Scan the listing below and copy every line holding "xởng".

......

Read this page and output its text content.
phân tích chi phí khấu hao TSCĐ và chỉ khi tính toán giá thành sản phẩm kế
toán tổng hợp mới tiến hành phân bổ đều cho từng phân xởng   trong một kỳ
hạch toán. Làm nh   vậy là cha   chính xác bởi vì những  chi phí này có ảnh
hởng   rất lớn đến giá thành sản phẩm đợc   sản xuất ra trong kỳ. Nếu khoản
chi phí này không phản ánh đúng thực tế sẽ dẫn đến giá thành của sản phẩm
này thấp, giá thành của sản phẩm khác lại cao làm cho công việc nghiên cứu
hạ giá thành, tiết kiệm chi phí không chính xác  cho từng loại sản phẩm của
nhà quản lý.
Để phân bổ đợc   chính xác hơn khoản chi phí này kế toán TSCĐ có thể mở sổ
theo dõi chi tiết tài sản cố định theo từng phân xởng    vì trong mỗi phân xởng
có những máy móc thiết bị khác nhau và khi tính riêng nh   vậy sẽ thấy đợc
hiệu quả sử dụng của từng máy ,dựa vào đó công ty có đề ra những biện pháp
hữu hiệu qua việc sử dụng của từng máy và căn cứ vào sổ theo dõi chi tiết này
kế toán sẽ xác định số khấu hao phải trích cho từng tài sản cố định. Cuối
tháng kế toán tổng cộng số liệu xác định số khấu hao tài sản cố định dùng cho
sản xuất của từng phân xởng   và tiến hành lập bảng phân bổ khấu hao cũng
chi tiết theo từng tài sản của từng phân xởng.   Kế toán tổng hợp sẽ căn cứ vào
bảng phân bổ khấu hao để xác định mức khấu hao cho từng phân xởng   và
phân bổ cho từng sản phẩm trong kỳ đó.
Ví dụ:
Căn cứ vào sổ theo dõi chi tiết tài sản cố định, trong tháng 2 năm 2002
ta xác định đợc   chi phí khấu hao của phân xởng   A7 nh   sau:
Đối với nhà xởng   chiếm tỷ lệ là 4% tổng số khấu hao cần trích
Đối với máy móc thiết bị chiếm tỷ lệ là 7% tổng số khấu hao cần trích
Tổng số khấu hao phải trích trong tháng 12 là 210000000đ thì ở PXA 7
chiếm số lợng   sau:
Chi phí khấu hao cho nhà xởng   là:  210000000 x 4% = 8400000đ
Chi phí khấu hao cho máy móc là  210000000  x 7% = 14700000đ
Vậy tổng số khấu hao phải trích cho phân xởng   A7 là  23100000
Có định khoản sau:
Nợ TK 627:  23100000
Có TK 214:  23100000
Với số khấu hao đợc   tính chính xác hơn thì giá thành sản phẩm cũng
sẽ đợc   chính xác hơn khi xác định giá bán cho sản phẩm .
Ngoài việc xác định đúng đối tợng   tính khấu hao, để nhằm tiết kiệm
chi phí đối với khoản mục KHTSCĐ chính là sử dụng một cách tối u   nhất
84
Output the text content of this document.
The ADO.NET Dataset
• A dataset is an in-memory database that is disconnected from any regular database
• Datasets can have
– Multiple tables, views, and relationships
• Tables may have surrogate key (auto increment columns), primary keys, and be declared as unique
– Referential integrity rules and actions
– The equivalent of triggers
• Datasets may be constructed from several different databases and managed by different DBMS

......

→ **Reply**:
toán tổng hợp mới tiến hành phân bổ đều cho từng phân xởng   trong một kỳ
theo dõi chi tiết tài sản cố định theo từng phân xởng    vì trong mỗi phân xởng
sản xuất của từng phân xởng   và tiến hành lập bảng phân bổ khấu hao cũng
chi tiết theo từng tài sản của từng phân xởng.   Kế toán tổng hợp sẽ căn cứ vào
bảng phân bổ khấu hao để xác định mức khấu hao cho từng phân xởng   và
ta xác định đợc   chi phí khấu hao của phân xởng   A7 nh   sau:
Đối với nhà xởng   chiếm tỷ lệ là 4% tổng số khấu hao cần trích
Chi phí khấu hao cho nhà xởng   là:  210000000 x 4% = 8400000đ
Vậy tổng số khấu hao phải trích cho phân xởng   A7 là  23100000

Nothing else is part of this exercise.